== What you will do ==
Resume the article on snowcat grooming at Palisades Tahoe, picking up after its last sentence.

== Extract ==
******

PALISADES TAHOE SKI RESORT — At midnight, a slender moon hangs above the snowy Sierra Nevada, casting only a faint glow on a sheer cliff and the dark canyon below.
But snowcat operator “Bandit” Ferrante has laser-guided vision, measuring snow depth 150 feet ahead and to each side to sculpt the slopes with precision. By dawn, crowds will start arriving to ski and ride the weekend’s fresh powder.
“These advancements are changing the way we do things,” said Ferrante, 36, who drives a new $400,000 German-made PistenBully rig with Light Detection and Ranging (LiDAR) technology to prepare the trails. “I see exactly where we’re going, and what’s going on.”

After two winters of heavy snow, the snowfall so far this winter has been sporadic. While Mother Nature is always fickle, climate change could create less reliable snow, spelling hardship for the businesses and mountain communities that depend on storms for their economic survival.
So resorts seek to make and protect each precious flake. Big corporations running Palisades, Heavenly, Northstar, Kirkwood and Mammoth Mountain have made major investments, worth many millions of dollars, in what’s dubbed “snow management.” With some daily lift tickets exceeding $250, the resorts seek to deliver a dependable high-end experience.
Initially just farm tractors on tracks, snowcats have evolved into machines of design, detailed craftsmanship and computer-driven tools.
Inside the warmth of his cab, with a chatty podcast for company, Ferrante monitors a computer screen with color-coded snow depths, guiding him on where to push and pull snow for the best coverage.

******

== Records shown ==

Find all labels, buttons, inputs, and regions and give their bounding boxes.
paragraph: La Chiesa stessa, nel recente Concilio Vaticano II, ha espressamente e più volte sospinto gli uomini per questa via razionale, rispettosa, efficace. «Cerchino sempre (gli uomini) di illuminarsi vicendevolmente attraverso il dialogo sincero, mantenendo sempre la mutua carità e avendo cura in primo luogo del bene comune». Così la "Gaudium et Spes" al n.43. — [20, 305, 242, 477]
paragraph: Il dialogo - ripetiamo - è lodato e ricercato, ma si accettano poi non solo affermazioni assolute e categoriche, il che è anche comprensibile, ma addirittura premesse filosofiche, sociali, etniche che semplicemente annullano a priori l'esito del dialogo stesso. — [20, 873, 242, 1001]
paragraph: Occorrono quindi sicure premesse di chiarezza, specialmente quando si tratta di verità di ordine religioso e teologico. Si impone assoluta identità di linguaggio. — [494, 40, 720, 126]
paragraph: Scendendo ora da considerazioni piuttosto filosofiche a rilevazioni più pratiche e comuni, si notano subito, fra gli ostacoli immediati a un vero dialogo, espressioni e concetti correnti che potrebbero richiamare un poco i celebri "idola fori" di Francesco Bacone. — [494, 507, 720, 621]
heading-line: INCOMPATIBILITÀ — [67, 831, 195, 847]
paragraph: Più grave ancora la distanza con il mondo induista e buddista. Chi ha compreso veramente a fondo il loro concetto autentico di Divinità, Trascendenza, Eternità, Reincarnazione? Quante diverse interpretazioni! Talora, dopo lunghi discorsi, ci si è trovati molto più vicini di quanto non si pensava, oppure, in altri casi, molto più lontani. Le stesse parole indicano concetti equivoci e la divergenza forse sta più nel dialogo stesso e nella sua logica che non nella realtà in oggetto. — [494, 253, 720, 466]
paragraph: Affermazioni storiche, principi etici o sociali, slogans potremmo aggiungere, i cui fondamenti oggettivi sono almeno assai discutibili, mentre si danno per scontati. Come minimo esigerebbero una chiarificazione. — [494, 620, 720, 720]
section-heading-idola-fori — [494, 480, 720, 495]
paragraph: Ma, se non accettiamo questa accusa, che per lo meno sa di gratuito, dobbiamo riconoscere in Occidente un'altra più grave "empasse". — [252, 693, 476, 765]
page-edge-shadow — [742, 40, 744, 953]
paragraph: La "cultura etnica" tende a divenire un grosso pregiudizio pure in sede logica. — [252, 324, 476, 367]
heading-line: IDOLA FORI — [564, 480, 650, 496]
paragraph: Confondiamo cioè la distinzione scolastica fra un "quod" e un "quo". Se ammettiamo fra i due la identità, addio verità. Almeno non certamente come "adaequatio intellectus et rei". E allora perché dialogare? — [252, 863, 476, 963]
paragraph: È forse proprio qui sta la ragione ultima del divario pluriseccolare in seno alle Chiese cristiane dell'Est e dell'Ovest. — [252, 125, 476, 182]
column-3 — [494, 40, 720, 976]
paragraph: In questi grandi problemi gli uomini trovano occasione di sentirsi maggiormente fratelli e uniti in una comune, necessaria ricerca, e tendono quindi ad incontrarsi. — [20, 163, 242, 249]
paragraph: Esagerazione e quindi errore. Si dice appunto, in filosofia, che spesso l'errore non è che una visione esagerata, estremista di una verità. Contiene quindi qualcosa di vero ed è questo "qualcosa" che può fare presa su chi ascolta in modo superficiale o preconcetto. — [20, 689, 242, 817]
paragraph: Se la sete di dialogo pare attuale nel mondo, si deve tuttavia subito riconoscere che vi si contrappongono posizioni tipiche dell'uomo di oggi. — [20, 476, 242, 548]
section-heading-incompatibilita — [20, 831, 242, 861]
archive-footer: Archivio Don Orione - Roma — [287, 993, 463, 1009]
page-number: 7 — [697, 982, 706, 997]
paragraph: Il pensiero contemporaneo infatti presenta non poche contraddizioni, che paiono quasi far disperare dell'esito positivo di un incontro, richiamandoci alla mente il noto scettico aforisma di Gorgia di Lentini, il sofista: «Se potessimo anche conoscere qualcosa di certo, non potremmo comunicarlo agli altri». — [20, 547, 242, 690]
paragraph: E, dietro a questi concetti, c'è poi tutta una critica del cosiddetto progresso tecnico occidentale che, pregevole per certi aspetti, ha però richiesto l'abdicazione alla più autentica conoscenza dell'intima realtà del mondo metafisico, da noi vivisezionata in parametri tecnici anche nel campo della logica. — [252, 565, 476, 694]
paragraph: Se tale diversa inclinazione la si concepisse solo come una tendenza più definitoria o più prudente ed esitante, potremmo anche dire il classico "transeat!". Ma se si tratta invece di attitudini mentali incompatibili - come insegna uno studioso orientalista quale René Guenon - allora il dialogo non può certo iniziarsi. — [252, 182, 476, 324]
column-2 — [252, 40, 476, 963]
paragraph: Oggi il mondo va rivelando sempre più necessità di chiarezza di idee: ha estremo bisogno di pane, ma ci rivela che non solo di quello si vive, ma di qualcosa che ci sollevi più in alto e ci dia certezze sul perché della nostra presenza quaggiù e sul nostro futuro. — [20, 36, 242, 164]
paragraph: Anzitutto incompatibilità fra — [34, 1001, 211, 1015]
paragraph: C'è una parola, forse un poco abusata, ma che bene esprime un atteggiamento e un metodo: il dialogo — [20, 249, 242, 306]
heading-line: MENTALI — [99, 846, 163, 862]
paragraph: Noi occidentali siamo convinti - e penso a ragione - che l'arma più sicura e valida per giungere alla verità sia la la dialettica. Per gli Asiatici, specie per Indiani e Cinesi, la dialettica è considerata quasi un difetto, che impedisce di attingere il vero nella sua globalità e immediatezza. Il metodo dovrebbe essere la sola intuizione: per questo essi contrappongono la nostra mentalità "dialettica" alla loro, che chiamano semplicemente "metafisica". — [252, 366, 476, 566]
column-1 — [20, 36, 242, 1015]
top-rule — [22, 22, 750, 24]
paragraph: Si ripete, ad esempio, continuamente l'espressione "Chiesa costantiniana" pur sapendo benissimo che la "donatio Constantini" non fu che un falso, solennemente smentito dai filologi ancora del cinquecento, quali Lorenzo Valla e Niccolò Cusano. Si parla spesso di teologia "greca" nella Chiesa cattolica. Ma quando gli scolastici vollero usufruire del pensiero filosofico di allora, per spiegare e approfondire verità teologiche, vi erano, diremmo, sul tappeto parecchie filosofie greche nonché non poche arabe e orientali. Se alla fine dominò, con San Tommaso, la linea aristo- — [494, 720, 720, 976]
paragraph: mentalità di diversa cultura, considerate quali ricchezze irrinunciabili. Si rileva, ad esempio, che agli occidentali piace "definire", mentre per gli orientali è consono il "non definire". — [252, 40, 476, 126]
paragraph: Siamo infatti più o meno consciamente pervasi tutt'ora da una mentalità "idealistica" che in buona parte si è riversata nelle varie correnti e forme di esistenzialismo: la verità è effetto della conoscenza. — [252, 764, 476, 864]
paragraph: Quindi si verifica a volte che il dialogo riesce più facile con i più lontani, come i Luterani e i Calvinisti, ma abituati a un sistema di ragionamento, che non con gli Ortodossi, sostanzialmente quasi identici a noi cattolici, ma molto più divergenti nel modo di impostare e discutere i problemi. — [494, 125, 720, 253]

******

== Task result ==
Its SNOWsat LiDAR remote sensing technology uses laser pulses to measure snow depth. With accuracy to within an inch, it can construct perfect snowboard half-pipes or World Cup ski race terrain.
The joystick that directs the 12-ton machine is smooth, responsive and comfortable to grasp. The blade shifts in 17 different directions, with wings to shovel the snow. With a sensor that detects incline, the powerful tiller automatically rises and falls when routes get steep.
It’s turned a once lonely and tedious task into a skill-driven profession.
“You keep learning new things,” said Ferrante, a South Lake Tahoe native with nearly 20 years of resort experience. A tidy tattoo — a snowcat control stick — adorns his neck.

At competitive “Groomer Games” every spring, representatives of all California ski resorts gather to test their expertise by pushing a golf ball through a maze.
Innovations in snow-making tools — such as the $40,000 Super PoleCat — perform alchemy, mixing massive drafts of water, air and electricity to cover miles of runs. Some have built-in automated weather stations.
Snowcats maximize the efficiency of snowmaking. Some are simple utility vehicles, hauling things around the mountain. Others are “trooper carriers,” moving ski patrollers. “Dig rigs” have backhoes to excavate buried equipment. A few have forks, for installing fences and seats on race days. The smallest cats are adroit at digging out chairlifts and clearing sidewalks.
“You use the right tool for the right job,” said Brendan Gibbons, director of snow surface at Palisades Tahoe.
The most prized snowcats at Palisades are the new LiDAR-equipped machines.
They are leading the fleets that are racing across the resort this weekend to groom freshly fallen powder, sending information by cell signal to the less well-equipped machines.
Until recently, snowcats relied on GPS to measure snow depth; the technology knows how high the machine is sitting above the ground. But this tool offers a limited view of what’s directly under the rig and front blade, not what lies ahead.
“It was a great start to this technology, but it only allowed us to see how deep the snow is where we’ve been, and where we are,” said Gibbons. “LIDAR shows us what the snow is before we get to it.”
LiDAR also measures the volume of piles of manmade snow, helping guide its use.
The tool is already in use in research and government agencies to study snow from the air. It helps water districts measure future water reserves. It can identify avalanche danger.